**Page:**

▬▬▬▬▬▬

[PATCH] D54799: [clangd][WIP] textDocument/CursorInfo method

Sam McCall via Phabricator via cfe-commits cfe-commits at lists.llvm.org
Fri Nov 23 01:01:28 PST 2018


sammccall added a subscriber: hokein.
sammccall added a comment.

In https://reviews.llvm.org/D54799#1306488, @jkorous wrote:

> >> - conditional return in `getCursorInfo` - Should we return for example data with empty `USR`?
> > 
> > Please return a symbol unless it has no SymbolID (we don't treat those as symbols in clangd).
>
> Ok.


Sorry, this was a mistake - we do in fact use decls that don't have symbol IDs (we just don't look them up in the index).
So I think both SymbolID and USR are optional.



================
Comment at: ClangdServer.h:205
+  /// Get cursor info for given position.
+  void getCursorInfo(PathRef File, Position Pos,
+                     Callback<llvm::Optional<IdentifierData>> CB);
----------------
sammccall wrote:
> nit: just `cursorInfo` (or `symbolInfo` etc) for consistency with other where there isn't a specific verb.

▬▬▬▬▬▬

**Directions:**
[A] In the clangd code review thread, which two identifiers does the reviewer conclude are both optional?
[B] Write the next part of the clangd code review thread, picking up after its last line.

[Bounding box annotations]
▬▬▬▬▬▬

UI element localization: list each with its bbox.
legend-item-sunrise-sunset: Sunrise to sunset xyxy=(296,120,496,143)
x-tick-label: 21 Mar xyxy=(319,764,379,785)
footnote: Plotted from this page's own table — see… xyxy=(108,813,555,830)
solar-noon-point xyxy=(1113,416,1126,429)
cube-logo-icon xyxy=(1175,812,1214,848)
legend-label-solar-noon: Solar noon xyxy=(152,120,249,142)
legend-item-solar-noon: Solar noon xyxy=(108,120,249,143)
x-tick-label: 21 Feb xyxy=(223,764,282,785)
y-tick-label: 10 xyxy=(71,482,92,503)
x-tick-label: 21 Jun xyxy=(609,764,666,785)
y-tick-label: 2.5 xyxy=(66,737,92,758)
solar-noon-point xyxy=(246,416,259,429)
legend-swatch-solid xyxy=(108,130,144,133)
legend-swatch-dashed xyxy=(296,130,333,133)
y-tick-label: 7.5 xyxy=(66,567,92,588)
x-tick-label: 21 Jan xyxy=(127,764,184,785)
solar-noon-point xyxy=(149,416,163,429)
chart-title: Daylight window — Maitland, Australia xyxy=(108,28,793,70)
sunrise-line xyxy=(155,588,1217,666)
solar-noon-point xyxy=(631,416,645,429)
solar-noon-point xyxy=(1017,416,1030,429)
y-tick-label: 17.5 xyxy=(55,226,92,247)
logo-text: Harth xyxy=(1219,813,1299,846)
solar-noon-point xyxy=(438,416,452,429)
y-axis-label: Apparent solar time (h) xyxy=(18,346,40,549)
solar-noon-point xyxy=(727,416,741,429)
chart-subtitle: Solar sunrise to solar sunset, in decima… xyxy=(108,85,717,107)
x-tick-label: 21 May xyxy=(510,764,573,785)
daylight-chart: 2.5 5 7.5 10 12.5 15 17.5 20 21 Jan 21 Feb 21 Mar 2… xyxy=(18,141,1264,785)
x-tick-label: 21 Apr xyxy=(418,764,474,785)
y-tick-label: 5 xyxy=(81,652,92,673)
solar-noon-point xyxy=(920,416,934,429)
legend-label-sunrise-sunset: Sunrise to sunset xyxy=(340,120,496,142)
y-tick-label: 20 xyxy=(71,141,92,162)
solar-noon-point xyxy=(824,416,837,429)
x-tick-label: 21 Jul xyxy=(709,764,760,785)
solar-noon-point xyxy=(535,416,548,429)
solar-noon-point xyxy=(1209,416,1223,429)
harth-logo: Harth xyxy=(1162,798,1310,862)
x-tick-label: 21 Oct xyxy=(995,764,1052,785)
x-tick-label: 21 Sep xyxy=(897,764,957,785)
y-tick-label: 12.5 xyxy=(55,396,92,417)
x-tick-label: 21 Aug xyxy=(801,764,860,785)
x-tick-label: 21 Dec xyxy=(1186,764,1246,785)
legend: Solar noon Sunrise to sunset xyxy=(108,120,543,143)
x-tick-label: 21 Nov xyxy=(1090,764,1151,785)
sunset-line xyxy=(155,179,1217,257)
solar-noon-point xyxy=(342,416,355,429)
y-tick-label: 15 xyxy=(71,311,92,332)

▬▬▬▬▬▬

**Expected outputs:**
[A] SymbolID and USR.

[B]
(not done I think? Still says `getSymbolInfo`)


================
Comment at: Protocol.h:684
+
+  /// The USR of this symbol.
+  llvm::SmallString<128> USR;
----------------
jkorous wrote:
> sammccall wrote:
> > USR could use some definition/references.
> True. Would you go further than expanding the acronym and copying description from doxygen annotation of `SymbolID`?
> I haven't actually found any better description in clang repository.
> 
> Shall I note `include/clang/Index/USRGeneration.h`?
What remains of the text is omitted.